Data excerpts:
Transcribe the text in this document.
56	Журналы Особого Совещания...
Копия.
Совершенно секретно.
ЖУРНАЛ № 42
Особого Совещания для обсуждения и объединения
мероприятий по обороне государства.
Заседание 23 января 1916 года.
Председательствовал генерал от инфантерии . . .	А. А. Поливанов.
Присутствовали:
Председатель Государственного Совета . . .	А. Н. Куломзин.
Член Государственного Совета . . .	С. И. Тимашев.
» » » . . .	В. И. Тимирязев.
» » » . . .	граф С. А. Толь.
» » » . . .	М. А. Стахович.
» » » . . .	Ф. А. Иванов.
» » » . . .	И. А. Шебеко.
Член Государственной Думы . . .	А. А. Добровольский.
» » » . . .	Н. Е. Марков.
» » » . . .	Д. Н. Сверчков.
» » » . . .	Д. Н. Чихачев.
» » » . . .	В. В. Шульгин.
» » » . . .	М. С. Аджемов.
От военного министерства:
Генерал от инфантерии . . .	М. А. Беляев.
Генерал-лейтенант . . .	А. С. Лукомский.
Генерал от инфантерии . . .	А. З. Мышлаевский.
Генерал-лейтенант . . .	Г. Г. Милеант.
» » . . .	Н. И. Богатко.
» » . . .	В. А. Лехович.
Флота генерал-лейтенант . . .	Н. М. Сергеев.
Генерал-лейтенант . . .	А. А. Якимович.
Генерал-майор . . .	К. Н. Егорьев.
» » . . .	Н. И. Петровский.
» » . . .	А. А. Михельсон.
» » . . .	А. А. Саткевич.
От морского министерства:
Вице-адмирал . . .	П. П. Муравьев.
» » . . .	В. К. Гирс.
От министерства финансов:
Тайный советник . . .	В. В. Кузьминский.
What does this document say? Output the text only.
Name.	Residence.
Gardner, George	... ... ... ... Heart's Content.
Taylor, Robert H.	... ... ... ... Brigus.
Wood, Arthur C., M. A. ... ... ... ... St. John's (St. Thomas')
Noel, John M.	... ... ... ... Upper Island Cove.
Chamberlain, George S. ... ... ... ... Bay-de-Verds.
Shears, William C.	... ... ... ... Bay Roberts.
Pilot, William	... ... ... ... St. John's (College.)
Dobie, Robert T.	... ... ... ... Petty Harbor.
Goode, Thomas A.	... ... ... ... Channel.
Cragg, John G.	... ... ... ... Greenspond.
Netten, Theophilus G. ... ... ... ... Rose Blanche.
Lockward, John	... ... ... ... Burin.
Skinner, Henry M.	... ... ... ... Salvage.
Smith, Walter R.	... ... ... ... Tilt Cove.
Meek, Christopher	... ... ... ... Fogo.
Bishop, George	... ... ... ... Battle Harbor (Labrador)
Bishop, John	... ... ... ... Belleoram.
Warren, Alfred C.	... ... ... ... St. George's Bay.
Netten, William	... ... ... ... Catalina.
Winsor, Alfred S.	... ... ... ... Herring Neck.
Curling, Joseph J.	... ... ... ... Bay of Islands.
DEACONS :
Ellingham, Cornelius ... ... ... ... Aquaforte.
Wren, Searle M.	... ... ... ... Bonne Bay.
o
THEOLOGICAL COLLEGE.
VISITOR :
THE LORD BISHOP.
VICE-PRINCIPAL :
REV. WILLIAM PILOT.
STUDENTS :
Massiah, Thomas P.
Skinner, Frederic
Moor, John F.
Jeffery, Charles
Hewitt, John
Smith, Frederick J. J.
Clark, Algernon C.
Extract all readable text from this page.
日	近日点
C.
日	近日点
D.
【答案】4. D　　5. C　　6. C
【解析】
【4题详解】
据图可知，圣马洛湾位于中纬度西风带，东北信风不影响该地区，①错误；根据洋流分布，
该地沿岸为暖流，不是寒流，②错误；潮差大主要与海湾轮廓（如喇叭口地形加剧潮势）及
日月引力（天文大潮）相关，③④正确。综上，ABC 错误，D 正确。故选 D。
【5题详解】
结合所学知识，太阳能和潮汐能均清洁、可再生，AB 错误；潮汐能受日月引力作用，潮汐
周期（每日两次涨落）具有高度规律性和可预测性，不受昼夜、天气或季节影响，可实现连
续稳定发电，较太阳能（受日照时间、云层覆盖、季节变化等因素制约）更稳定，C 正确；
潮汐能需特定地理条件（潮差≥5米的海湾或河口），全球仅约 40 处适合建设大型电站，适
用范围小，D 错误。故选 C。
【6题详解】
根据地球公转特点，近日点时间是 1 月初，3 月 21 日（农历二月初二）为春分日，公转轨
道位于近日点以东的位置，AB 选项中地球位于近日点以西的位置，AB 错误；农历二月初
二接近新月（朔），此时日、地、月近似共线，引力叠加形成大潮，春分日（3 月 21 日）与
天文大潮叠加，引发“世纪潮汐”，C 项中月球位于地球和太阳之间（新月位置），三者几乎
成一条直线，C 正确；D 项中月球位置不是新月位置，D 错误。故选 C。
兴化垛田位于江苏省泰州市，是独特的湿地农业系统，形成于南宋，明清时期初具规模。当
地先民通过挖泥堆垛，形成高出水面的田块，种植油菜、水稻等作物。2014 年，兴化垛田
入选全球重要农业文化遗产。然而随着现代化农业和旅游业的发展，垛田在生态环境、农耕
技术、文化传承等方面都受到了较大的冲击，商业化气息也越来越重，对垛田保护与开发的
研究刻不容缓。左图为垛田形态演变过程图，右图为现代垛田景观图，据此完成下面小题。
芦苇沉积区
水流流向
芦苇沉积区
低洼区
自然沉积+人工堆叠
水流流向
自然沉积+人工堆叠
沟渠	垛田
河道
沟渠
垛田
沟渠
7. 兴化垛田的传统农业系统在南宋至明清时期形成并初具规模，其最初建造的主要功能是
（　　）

What needs to be done = From the listing above, collect each line in which the string "Член" appears.

Solution below =
Член Государственного Совета . . .	С. И. Тимашев.
Член Государственной Думы . . .	А. А. Добровольский.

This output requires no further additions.